▶ Records to use:
## BEGIN

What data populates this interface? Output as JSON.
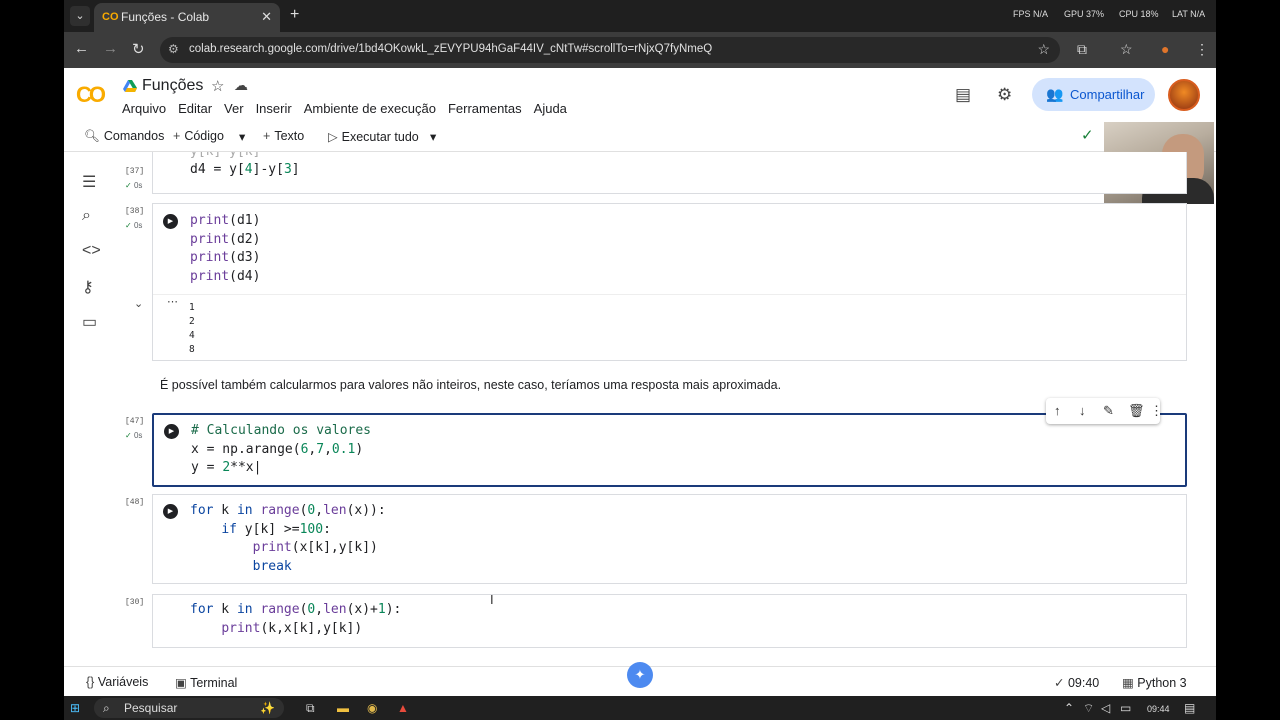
{
  "browser": {
    "tab_title": "Funções - Colab",
    "tab_favicon": "CO",
    "url": "colab.research.google.com/drive/1bd4OKowkL_zEVYPU94hGaF44IV_cNtTw#scrollTo=rNjxQ7fyNmeQ",
    "overlay": {
      "fps": "FPS N/A",
      "gpu": "GPU 37%",
      "cpu": "CPU 18%",
      "lat": "LAT N/A"
    }
  },
  "colab": {
    "logo": "CO",
    "doc_title": "Funções",
    "menu": [
      "Arquivo",
      "Editar",
      "Ver",
      "Inserir",
      "Ambiente de execução",
      "Ferramentas",
      "Ajuda"
    ],
    "share_label": "Compartilhar",
    "commands_label": "Comandos",
    "code_label": "Código",
    "text_label": "Texto",
    "run_all_label": "Executar tudo"
  },
  "cells": [
    {
      "exec": "[37]",
      "time": "0s"
    },
    {
      "exec": "[38]",
      "time": "0s",
      "output": [
        "1",
        "2",
        "4",
        "8"
      ]
    },
    {
      "exec": "[47]",
      "time": "0s"
    },
    {
      "exec": "[48]"
    },
    {
      "exec": "[30]"
    }
  ],
  "markdown": "É possível também calcularmos para valores não inteiros, neste caso, teríamos uma resposta mais aproximada.",
  "statusbar": {
    "variables": "Variáveis",
    "terminal": "Terminal",
    "time": "09:40",
    "runtime": "Python 3"
  },
  "taskbar": {
    "search": "Pesquisar",
    "clock": "09:44"
  }
}
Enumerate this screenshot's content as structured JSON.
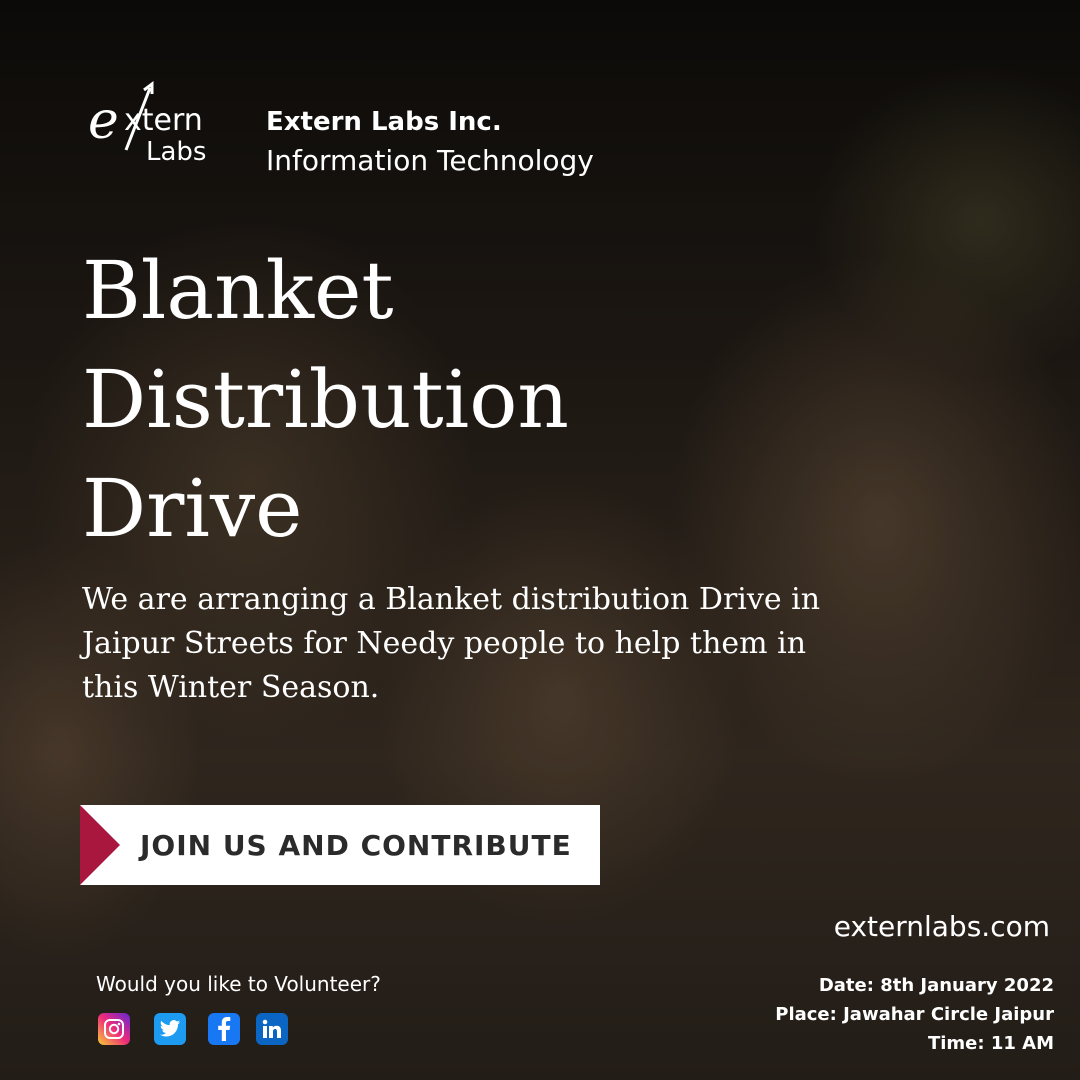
{
  "brand": {
    "logo_text": "eXtern Labs",
    "name": "Extern Labs Inc.",
    "subtitle": "Information Technology"
  },
  "headline": {
    "lines": [
      "Blanket",
      "Distribution",
      "Drive"
    ]
  },
  "description": "We are arranging a Blanket distribution Drive in Jaipur Streets for Needy people to help them in this Winter Season.",
  "cta": {
    "label": "JOIN US AND CONTRIBUTE",
    "accent_color": "#a9173f"
  },
  "website": "externlabs.com",
  "volunteer_prompt": "Would you like to Volunteer?",
  "socials": [
    {
      "name": "instagram-icon"
    },
    {
      "name": "twitter-icon"
    },
    {
      "name": "facebook-icon"
    },
    {
      "name": "linkedin-icon"
    }
  ],
  "event": {
    "date": "Date: 8th January 2022",
    "place": "Place: Jawahar Circle Jaipur",
    "time": "Time: 11 AM"
  }
}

## END

▶ What the task asks:
Select the lines from the entries that include the word "Funções".

▶ Full answer:
    "tab_title": "Funções - Colab",
    "doc_title": "Funções",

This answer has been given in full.